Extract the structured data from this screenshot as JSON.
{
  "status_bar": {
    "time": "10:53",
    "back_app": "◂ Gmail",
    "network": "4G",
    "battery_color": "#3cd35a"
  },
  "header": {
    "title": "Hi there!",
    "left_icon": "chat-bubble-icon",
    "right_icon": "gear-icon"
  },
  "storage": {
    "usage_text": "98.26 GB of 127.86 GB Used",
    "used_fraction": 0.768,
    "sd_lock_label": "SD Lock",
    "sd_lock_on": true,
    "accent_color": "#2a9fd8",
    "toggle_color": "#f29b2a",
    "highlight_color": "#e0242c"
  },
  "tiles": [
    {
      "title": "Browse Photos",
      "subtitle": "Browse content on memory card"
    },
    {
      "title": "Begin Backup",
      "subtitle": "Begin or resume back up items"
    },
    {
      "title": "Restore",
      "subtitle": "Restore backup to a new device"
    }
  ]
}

YOUR OBJECTIVE | Gather each line that holds "Restore".

FINISHED EXERCISE |
      "title": "Restore",
      "subtitle": "Restore backup to a new device"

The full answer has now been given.